# Problem to solve
Reproduce every line of the material below, but drop the pictures.

○ ○ ○ ○

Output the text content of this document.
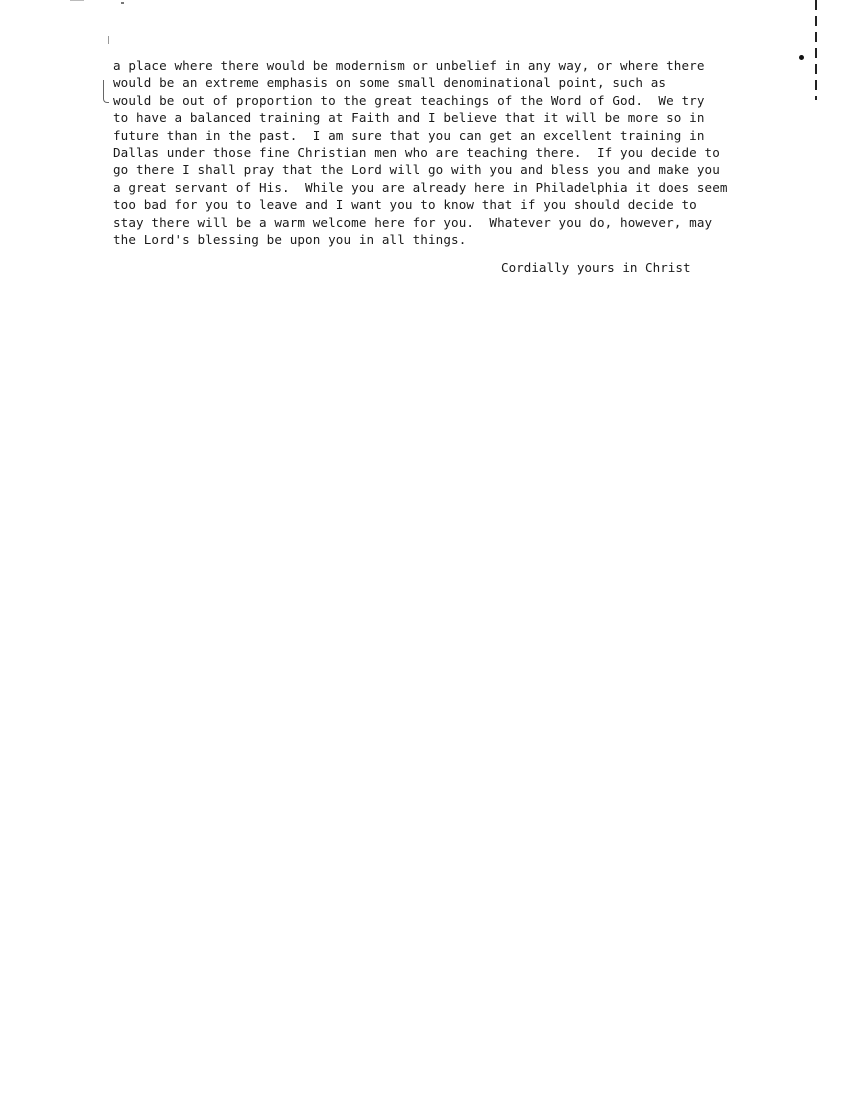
a place where there would be modernism or unbelief in any way, or where there
would be an extreme emphasis on some small denominational point, such as
would be out of proportion to the great teachings of the Word of God.  We try
to have a balanced training at Faith and I believe that it will be more so in
future than in the past.  I am sure that you can get an excellent training in
Dallas under those fine Christian men who are teaching there.  If you decide to
go there I shall pray that the Lord will go with you and bless you and make you
a great servant of His.  While you are already here in Philadelphia it does seem
too bad for you to leave and I want you to know that if you should decide to
stay there will be a warm welcome here for you.  Whatever you do, however, may
the Lord's blessing be upon you in all things.

Cordially yours in Christ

○ ○ ○ ○

# Solution
Output the text content of this document.
a place where there would be modernism or unbelief in any way, or where there
would be an extreme emphasis on some small denominational point, such as
would be out of proportion to the great teachings of the Word of God.  We try
to have a balanced training at Faith and I believe that it will be more so in
future than in the past.  I am sure that you can get an excellent training in
Dallas under those fine Christian men who are teaching there.  If you decide to
go there I shall pray that the Lord will go with you and bless you and make you
a great servant of His.  While you are already here in Philadelphia it does seem
too bad for you to leave and I want you to know that if you should decide to
stay there will be a warm welcome here for you.  Whatever you do, however, may
the Lord's blessing be upon you in all things.

Cordially yours in Christ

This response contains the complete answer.